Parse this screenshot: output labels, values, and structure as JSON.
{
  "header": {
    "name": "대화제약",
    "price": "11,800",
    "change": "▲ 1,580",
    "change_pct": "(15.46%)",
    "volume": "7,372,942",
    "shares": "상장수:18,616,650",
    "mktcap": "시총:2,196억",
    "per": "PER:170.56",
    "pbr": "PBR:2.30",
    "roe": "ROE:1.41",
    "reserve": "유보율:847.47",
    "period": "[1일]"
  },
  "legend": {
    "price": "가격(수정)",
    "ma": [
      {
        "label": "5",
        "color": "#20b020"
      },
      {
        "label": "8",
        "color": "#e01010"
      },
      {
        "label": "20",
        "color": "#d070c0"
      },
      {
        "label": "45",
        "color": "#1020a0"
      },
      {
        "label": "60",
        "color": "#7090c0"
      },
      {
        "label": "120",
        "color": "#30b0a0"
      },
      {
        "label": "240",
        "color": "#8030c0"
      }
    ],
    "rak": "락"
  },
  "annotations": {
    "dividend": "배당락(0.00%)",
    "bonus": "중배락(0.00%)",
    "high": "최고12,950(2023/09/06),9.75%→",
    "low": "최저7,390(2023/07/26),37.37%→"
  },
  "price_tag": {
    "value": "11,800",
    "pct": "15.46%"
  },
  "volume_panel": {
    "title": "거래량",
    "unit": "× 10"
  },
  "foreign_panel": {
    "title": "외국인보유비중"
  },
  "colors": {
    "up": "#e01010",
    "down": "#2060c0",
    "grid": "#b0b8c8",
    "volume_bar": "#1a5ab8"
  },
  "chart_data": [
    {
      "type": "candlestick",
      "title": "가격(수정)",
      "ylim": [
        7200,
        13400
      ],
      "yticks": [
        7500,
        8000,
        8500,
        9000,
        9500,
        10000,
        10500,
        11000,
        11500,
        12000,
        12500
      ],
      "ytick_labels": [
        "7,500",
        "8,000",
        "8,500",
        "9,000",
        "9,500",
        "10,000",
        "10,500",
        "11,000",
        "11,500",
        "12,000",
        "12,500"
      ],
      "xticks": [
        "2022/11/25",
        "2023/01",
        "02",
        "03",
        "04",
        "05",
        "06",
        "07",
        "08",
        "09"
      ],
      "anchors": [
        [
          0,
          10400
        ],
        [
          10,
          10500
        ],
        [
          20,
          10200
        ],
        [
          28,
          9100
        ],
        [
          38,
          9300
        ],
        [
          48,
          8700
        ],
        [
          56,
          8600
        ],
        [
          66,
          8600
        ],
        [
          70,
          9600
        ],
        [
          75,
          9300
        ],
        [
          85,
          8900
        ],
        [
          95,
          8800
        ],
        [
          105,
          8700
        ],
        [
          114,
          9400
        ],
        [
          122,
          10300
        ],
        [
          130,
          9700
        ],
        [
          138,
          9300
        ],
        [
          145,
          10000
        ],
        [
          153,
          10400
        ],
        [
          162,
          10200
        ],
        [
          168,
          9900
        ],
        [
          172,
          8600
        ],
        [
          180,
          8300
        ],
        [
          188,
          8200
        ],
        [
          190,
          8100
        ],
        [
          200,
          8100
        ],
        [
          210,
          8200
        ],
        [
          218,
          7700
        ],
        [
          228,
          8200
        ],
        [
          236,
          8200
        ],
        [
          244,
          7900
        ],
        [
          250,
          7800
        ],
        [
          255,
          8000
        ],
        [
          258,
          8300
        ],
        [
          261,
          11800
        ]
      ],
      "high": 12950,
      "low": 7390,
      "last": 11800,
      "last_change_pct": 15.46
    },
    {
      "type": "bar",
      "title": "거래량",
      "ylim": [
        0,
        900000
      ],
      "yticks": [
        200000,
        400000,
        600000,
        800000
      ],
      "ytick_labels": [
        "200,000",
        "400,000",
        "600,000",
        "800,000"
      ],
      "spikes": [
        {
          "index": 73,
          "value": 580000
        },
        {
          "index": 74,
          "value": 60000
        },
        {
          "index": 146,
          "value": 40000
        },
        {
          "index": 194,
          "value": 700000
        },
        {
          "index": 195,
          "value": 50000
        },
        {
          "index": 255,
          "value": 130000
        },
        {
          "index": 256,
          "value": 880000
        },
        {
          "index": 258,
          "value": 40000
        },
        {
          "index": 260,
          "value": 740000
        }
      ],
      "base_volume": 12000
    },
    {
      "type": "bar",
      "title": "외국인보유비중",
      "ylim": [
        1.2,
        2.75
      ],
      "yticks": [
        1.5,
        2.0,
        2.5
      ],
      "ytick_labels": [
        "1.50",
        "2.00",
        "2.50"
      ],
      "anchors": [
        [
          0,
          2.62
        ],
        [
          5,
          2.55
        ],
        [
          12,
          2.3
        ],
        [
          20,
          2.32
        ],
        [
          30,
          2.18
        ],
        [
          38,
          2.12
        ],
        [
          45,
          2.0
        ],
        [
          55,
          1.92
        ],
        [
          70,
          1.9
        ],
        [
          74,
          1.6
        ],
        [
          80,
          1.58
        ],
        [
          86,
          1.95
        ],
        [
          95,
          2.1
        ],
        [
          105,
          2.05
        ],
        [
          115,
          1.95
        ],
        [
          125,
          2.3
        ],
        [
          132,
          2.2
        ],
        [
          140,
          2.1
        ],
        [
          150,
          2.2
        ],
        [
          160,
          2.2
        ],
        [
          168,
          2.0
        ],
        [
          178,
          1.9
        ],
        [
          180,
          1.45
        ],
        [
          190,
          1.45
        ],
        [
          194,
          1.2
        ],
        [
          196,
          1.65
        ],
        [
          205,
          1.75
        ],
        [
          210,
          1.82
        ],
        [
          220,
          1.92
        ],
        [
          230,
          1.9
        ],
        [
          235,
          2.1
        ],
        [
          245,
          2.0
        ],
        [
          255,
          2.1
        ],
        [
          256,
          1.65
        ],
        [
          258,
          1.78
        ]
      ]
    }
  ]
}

Task objective: Return each line where "index" shows up.

Answer to the problem:
          "index": 73,
          "index": 74,
          "index": 146,
          "index": 194,
          "index": 195,
          "index": 255,
          "index": 256,
          "index": 258,
          "index": 260,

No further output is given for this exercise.